(Records from a dataset)
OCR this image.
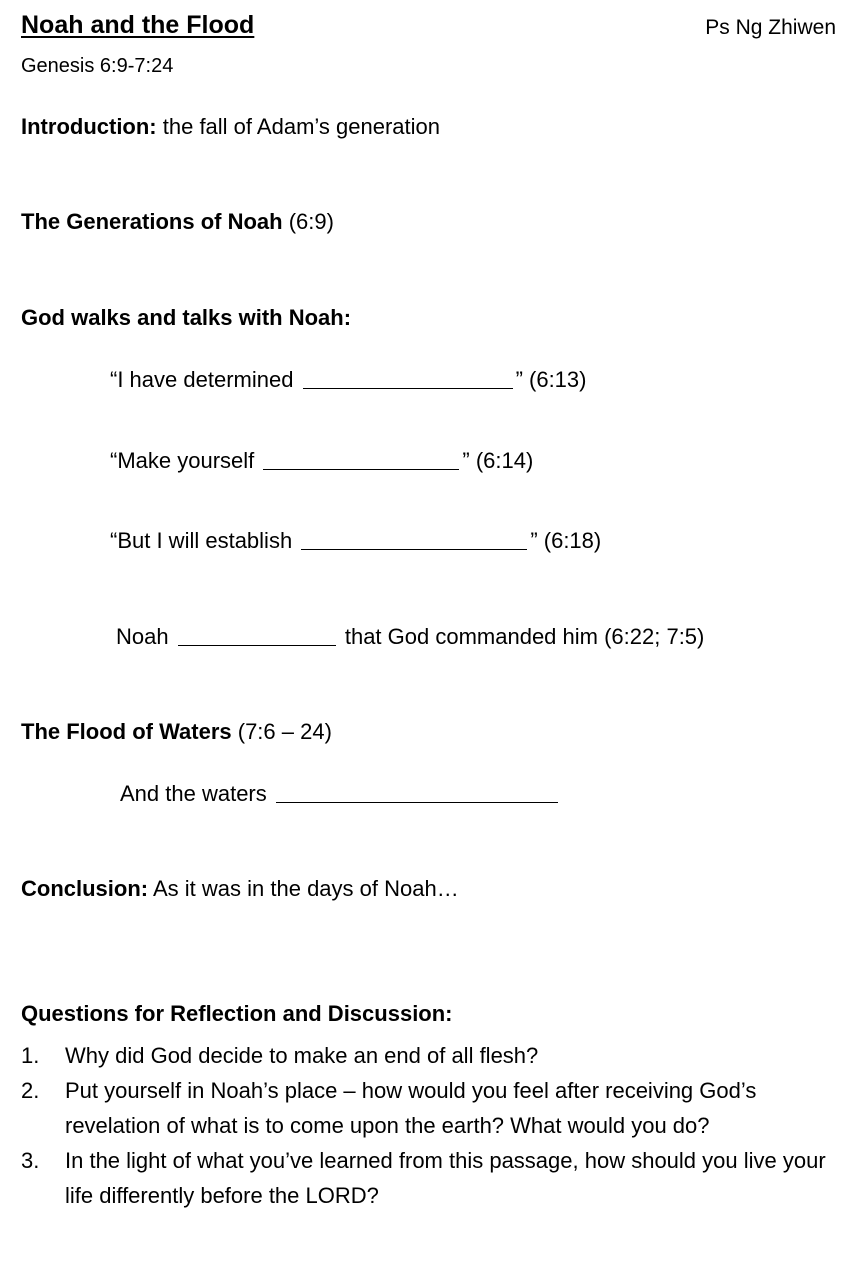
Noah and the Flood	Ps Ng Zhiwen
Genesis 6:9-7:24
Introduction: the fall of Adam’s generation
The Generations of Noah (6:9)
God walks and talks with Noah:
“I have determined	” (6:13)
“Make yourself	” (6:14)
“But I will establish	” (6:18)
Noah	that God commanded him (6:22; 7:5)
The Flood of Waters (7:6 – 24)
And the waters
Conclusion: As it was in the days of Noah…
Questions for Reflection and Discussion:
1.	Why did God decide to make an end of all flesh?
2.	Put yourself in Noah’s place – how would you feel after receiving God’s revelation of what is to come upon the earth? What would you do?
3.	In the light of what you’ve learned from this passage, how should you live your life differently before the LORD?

**Required action:**
Pictures are to be dropped, and every record is to be copied exactly.

**Your solution:**
OCR this image.
Noah and the Flood	Ps Ng Zhiwen
Genesis 6:9-7:24
Introduction: the fall of Adam’s generation
The Generations of Noah (6:9)
God walks and talks with Noah:
“I have determined	” (6:13)
“Make yourself	” (6:14)
“But I will establish	” (6:18)
Noah	that God commanded him (6:22; 7:5)
The Flood of Waters (7:6 – 24)
And the waters
Conclusion: As it was in the days of Noah…
Questions for Reflection and Discussion:
1.	Why did God decide to make an end of all flesh?
2.	Put yourself in Noah’s place – how would you feel after receiving God’s revelation of what is to come upon the earth? What would you do?
3.	In the light of what you’ve learned from this passage, how should you live your life differently before the LORD?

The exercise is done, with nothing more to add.